To do: Output every line of text in the material below as a JSON list of strings, one string per line, with blank lines and pictures left out.

Data provided start

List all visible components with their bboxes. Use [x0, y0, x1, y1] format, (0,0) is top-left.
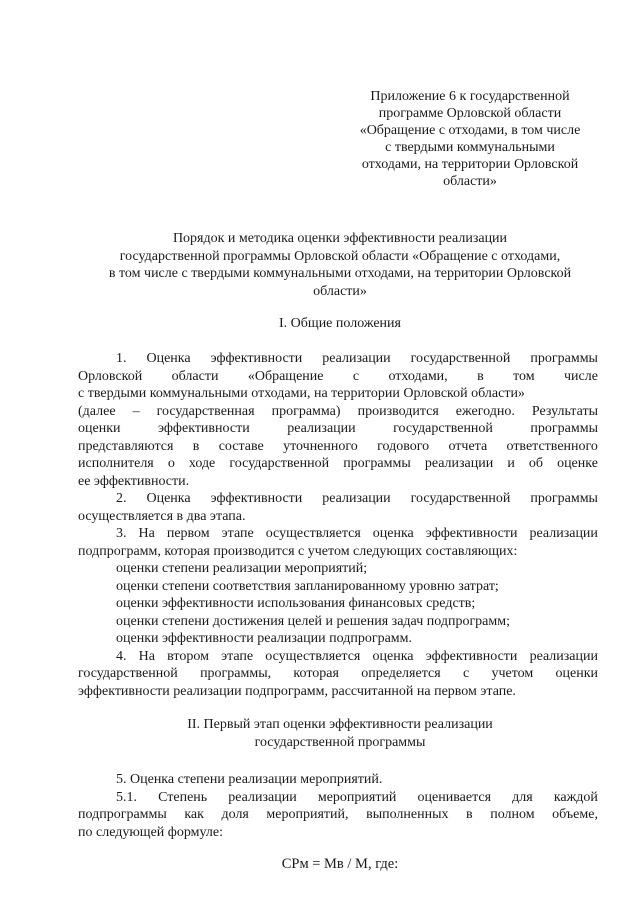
word: «Обращение [247, 368, 324, 384]
word: втором [167, 648, 209, 664]
word: 4. [116, 648, 127, 664]
section-2-heading-line: государственной программы [254, 734, 426, 750]
word: отходами, [388, 368, 448, 384]
word: с [352, 368, 360, 384]
word: государственной [410, 351, 511, 366]
word: программы [530, 421, 598, 436]
word: с [462, 666, 470, 681]
paragraph-4-line [78, 665, 598, 683]
word: оценка [372, 648, 414, 664]
word: 5.1. [116, 789, 137, 805]
section-2-body [78, 771, 598, 841]
paragraph-4-line [78, 648, 598, 666]
paragraph-1-line [78, 350, 598, 368]
paragraph-2-line [78, 490, 598, 508]
paragraph-5-1-line [78, 806, 598, 824]
paragraph-1-line [78, 420, 598, 438]
word: 2. [116, 491, 127, 506]
word: реализации [322, 491, 391, 506]
list-item: оценки степени соответствия запланированному уровню затрат; [116, 578, 499, 594]
paragraph-1-line [78, 368, 598, 386]
word: эффективности [158, 421, 250, 436]
word: которая [293, 666, 339, 681]
word: Оценка [146, 351, 191, 366]
word: мероприятий, [266, 807, 349, 822]
list-item: оценки эффективности реализации подпрограмм. [116, 631, 412, 646]
word: 3. [116, 526, 127, 541]
section-2-heading [70, 716, 610, 751]
appendix-line: «Обращение с отходами, в том числе [359, 123, 581, 138]
paragraph-5-1-line: по следующей формуле: [78, 824, 223, 840]
word: в [192, 438, 200, 454]
word: об [528, 456, 543, 471]
word: выполненных [366, 807, 449, 822]
word: и [507, 456, 515, 471]
list-item: оценки степени достижения целей и решения задач подпрограмм; [116, 613, 511, 629]
word: для [512, 789, 533, 805]
word: Степень [158, 789, 208, 805]
word: оценке [557, 456, 598, 471]
word: реализации [322, 351, 391, 366]
word: в [477, 368, 484, 384]
section-1-body [78, 350, 598, 700]
word: эффективности [210, 491, 303, 506]
word: эффективности [425, 648, 518, 664]
word: программы [530, 491, 598, 506]
word: представляются [78, 438, 174, 454]
document-title [70, 230, 610, 300]
word: отчета [448, 438, 488, 454]
word: реализации [228, 789, 297, 805]
appendix-line: программе Орловской области [378, 106, 562, 121]
word: том [513, 368, 535, 384]
word: осуществляется [265, 526, 361, 541]
appendix-line: с твердыми коммунальными [385, 140, 555, 155]
title-line: Порядок и методика оценки эффективности реализации [172, 231, 508, 246]
paragraph-5-line: 5. Оценка степени реализации мероприятий. [116, 772, 383, 787]
paragraph-1-line [78, 438, 598, 456]
paragraph-3-line: подпрограмм, которая производится с учетом следующих составляющих: [78, 543, 518, 559]
word: 1. [116, 351, 127, 366]
word: оценивается [417, 789, 492, 805]
title-line: области» [313, 283, 367, 299]
word: (далее [78, 403, 116, 419]
word: как [184, 807, 204, 822]
word: программы [343, 456, 411, 471]
word: На [138, 526, 155, 541]
word: доля [221, 807, 249, 822]
word: Орловской [78, 368, 143, 384]
word: исполнителя [78, 456, 154, 471]
word: программы [530, 351, 598, 366]
word: в [466, 807, 473, 822]
appendix-note [335, 88, 605, 190]
word: оценки [78, 421, 121, 436]
word: ходе [188, 456, 216, 471]
word: – [132, 403, 140, 419]
word: годового [377, 438, 430, 454]
word: государственной [410, 491, 511, 506]
appendix-line: Приложение 6 к государственной [370, 89, 570, 104]
word: оценка [372, 526, 414, 541]
title-line: государственной программы Орловской области «Обращение с отходами, [119, 248, 561, 264]
word: На [138, 648, 155, 664]
word: о [167, 456, 175, 471]
paragraph-2-line: осуществляется в два этапа. [78, 508, 246, 524]
section-2-heading-line: II. Первый этап оценки эффективности реализации [187, 717, 493, 732]
word: учетом [491, 666, 534, 681]
word: уточненного [283, 438, 358, 454]
title-line: в том числе с твердыми коммунальными отходами, на территории Орловской [108, 266, 572, 281]
list-item: оценки эффективности использования финансовых средств; [116, 596, 476, 611]
word: реализации [287, 421, 356, 436]
word: Результаты [531, 403, 598, 419]
section-1-heading-text: I. Общие положения [279, 316, 401, 331]
word: реализации [424, 456, 494, 471]
word: программа) [271, 403, 341, 419]
word: первом [166, 526, 210, 541]
word: числе [564, 368, 598, 384]
paragraph-3-line [78, 525, 598, 543]
paragraph-1-line: с твердыми коммунальными отходами, на территории Орловской области» [78, 386, 525, 401]
word: реализации [529, 648, 598, 664]
paragraph-1-line [78, 455, 598, 473]
word: государственной [393, 421, 493, 436]
paragraph-1-line: ее эффективности. [78, 473, 190, 489]
appendix-line: области» [443, 174, 497, 189]
list-item: оценки степени реализации мероприятий; [116, 561, 368, 576]
word: подпрограммы [78, 807, 167, 822]
paragraph-5-1-line [78, 789, 598, 807]
word: каждой [553, 789, 598, 805]
word: государственной [78, 666, 178, 681]
word: мероприятий [317, 789, 397, 805]
word: эффективности [425, 526, 518, 541]
word: ежегодно. [455, 403, 515, 419]
word: реализации [529, 526, 598, 541]
word: объеме, [552, 807, 598, 822]
word: производится [357, 403, 439, 419]
word: государственной [229, 456, 330, 471]
formula: СРм = Мв / М, где: [281, 856, 399, 872]
word: Оценка [146, 491, 191, 506]
word: осуществляется [265, 648, 361, 664]
word: государственная [156, 403, 255, 419]
word: программы, [200, 666, 272, 681]
word: оценки [555, 666, 598, 681]
word: полном [490, 807, 535, 822]
appendix-line: отходами, на территории Орловской [361, 157, 579, 172]
section-1-heading [70, 315, 610, 333]
word: составе [218, 438, 264, 454]
word: эффективности [210, 351, 303, 366]
paragraph-1-line [78, 403, 598, 421]
paragraph-4-line: эффективности реализации подпрограмм, рассчитанной на первом этапе. [78, 683, 516, 699]
word: этапе [221, 648, 254, 664]
word: этапе [221, 526, 254, 541]
word: определяется [361, 666, 441, 681]
word: ответственного [506, 438, 598, 454]
word: области [171, 368, 219, 384]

Data provided end

Result:
[
  "List all visible components with their bboxes. Use [x0, y0, x1, y1] format, (0,0) is top-left.",
  "word: «Обращение [247, 368, 324, 384]",
  "word: втором [167, 648, 209, 664]",
  "word: 4. [116, 648, 127, 664]",
  "section-2-heading-line: государственной программы [254, 734, 426, 750]",
  "word: отходами, [388, 368, 448, 384]",
  "word: с [352, 368, 360, 384]",
  "word: государственной [410, 351, 511, 366]",
  "word: программы [530, 421, 598, 436]",
  "word: с [462, 666, 470, 681]",
  "paragraph-4-line [78, 665, 598, 683]",
  "word: оценка [372, 648, 414, 664]",
  "word: 5.1. [116, 789, 137, 805]",
  "section-2-body [78, 771, 598, 841]",
  "paragraph-4-line [78, 648, 598, 666]",
  "paragraph-1-line [78, 350, 598, 368]",
  "paragraph-2-line [78, 490, 598, 508]",
  "paragraph-5-1-line [78, 806, 598, 824]",
  "paragraph-1-line [78, 420, 598, 438]",
  "word: 2. [116, 491, 127, 506]",
  "word: реализации [322, 491, 391, 506]",
  "list-item: оценки степени соответствия запланированному уровню затрат; [116, 578, 499, 594]",
  "paragraph-1-line [78, 368, 598, 386]",
  "word: эффективности [158, 421, 250, 436]",
  "word: которая [293, 666, 339, 681]",
  "word: Оценка [146, 351, 191, 366]",
  "word: мероприятий, [266, 807, 349, 822]",
  "list-item: оценки эффективности реализации подпрограмм. [116, 631, 412, 646]",
  "word: 3. [116, 526, 127, 541]",
  "section-2-heading [70, 716, 610, 751]",
  "appendix-line: «Обращение с отходами, в том числе [359, 123, 581, 138]",
  "paragraph-5-1-line: по следующей формуле: [78, 824, 223, 840]",
  "word: в [192, 438, 200, 454]",
  "word: об [528, 456, 543, 471]",
  "word: выполненных [366, 807, 449, 822]",
  "word: и [507, 456, 515, 471]",
  "list-item: оценки степени достижения целей и решения задач подпрограмм; [116, 613, 511, 629]",
  "word: для [512, 789, 533, 805]",
  "word: Степень [158, 789, 208, 805]",
  "word: оценке [557, 456, 598, 471]",
  "word: реализации [322, 351, 391, 366]",
  "word: в [477, 368, 484, 384]",
  "section-1-body [78, 350, 598, 700]",
  "word: эффективности [210, 491, 303, 506]",
  "word: эффективности [425, 648, 518, 664]",
  "word: программы [530, 491, 598, 506]",
  "word: представляются [78, 438, 174, 454]",
  "document-title [70, 230, 610, 300]",
  "word: отчета [448, 438, 488, 454]",
  "word: реализации [228, 789, 297, 805]",
  "appendix-line: программе Орловской области [378, 106, 562, 121]",
  "word: том [513, 368, 535, 384]",
  "word: осуществляется [265, 526, 361, 541]",
  "appendix-line: с твердыми коммунальными [385, 140, 555, 155]",
  "title-line: Порядок и методика оценки эффективности реализации [172, 231, 508, 246]",
  "paragraph-5-line: 5. Оценка степени реализации мероприятий. [116, 772, 383, 787]",
  "paragraph-1-line [78, 438, 598, 456]",
  "paragraph-3-line: подпрограмм, которая производится с учетом следующих составляющих: [78, 543, 518, 559]",
  "word: 1. [116, 351, 127, 366]",
  "word: оценивается [417, 789, 492, 805]",
  "title-line: области» [313, 283, 367, 299]",
  "word: (далее [78, 403, 116, 419]",
  "word: как [184, 807, 204, 822]",
  "word: программы [343, 456, 411, 471]",
  "word: На [138, 526, 155, 541]",
  "word: доля [221, 807, 249, 822]",
  "word: Орловской [78, 368, 143, 384]",
  "word: исполнителя [78, 456, 154, 471]",
  "word: программы [530, 351, 598, 366]",
  "word: в [466, 807, 473, 822]",
  "appendix-note [335, 88, 605, 190]",
  "word: оценки [78, 421, 121, 436]",
  "word: ходе [188, 456, 216, 471]",
  "word: – [132, 403, 140, 419]",
  "word: годового [377, 438, 430, 454]",
  "word: государственной [410, 491, 511, 506]",
  "appendix-line: Приложение 6 к государственной [370, 89, 570, 104]",
  "word: оценка [372, 526, 414, 541]",
  "title-line: государственной программы Орловской области «Обращение с отходами, [119, 248, 561, 264]",
  "word: На [138, 648, 155, 664]",
  "word: о [167, 456, 175, 471]",
  "paragraph-2-line: осуществляется в два этапа. [78, 508, 246, 524]",
  "section-2-heading-line: II. Первый этап оценки эффективности реализации [187, 717, 493, 732]",
  "word: учетом [491, 666, 534, 681]",
  "word: уточненного [283, 438, 358, 454]",
  "title-line: в том числе с твердыми коммунальными отходами, на территории Орловской [108, 266, 572, 281]",
  "list-item: оценки эффективности использования финансовых средств; [116, 596, 476, 611]",
  "word: реализации [287, 421, 356, 436]",
  "word: Результаты [531, 403, 598, 419]",
  "section-1-heading-text: I. Общие положения [279, 316, 401, 331]",
  "word: реализации [424, 456, 494, 471]",
  "word: программа) [271, 403, 341, 419]",
  "word: первом [166, 526, 210, 541]",
  "word: числе [564, 368, 598, 384]",
  "paragraph-3-line [78, 525, 598, 543]",
  "paragraph-1-line: с твердыми коммунальными отходами, на территории Орловской области» [78, 386, 525, 401]",
  "word: реализации [529, 648, 598, 664]",
  "paragraph-1-line [78, 455, 598, 473]",
  "word: государственной [393, 421, 493, 436]",
  "paragraph-1-line: ее эффективности. [78, 473, 190, 489]",
  "appendix-line: области» [443, 174, 497, 189]",
  "list-item: оценки степени реализации мероприятий; [116, 561, 368, 576]",
  "word: подпрограммы [78, 807, 167, 822]",
  "paragraph-5-1-line [78, 789, 598, 807]",
  "word: каждой [553, 789, 598, 805]",
  "word: государственной [78, 666, 178, 681]",
  "word: мероприятий [317, 789, 397, 805]",
  "word: эффективности [425, 526, 518, 541]",
  "word: ежегодно. [455, 403, 515, 419]",
  "word: реализации [529, 526, 598, 541]",
  "word: объеме, [552, 807, 598, 822]",
  "word: производится [357, 403, 439, 419]",
  "word: государственной [229, 456, 330, 471]",
  "formula: СРм = Мв / М, где: [281, 856, 399, 872]",
  "word: Оценка [146, 491, 191, 506]",
  "word: осуществляется [265, 648, 361, 664]",
  "word: государственная [156, 403, 255, 419]",
  "word: программы, [200, 666, 272, 681]",
  "word: оценки [555, 666, 598, 681]",
  "word: полном [490, 807, 535, 822]",
  "appendix-line: отходами, на территории Орловской [361, 157, 579, 172]",
  "section-1-heading [70, 315, 610, 333]",
  "word: составе [218, 438, 264, 454]",
  "word: эффективности [210, 351, 303, 366]",
  "paragraph-1-line [78, 403, 598, 421]",
  "paragraph-4-line: эффективности реализации подпрограмм, рассчитанной на первом этапе. [78, 683, 516, 699]",
  "word: этапе [221, 648, 254, 664]",
  "word: этапе [221, 526, 254, 541]",
  "word: определяется [361, 666, 441, 681]",
  "word: ответственного [506, 438, 598, 454]",
  "word: области [171, 368, 219, 384]"
]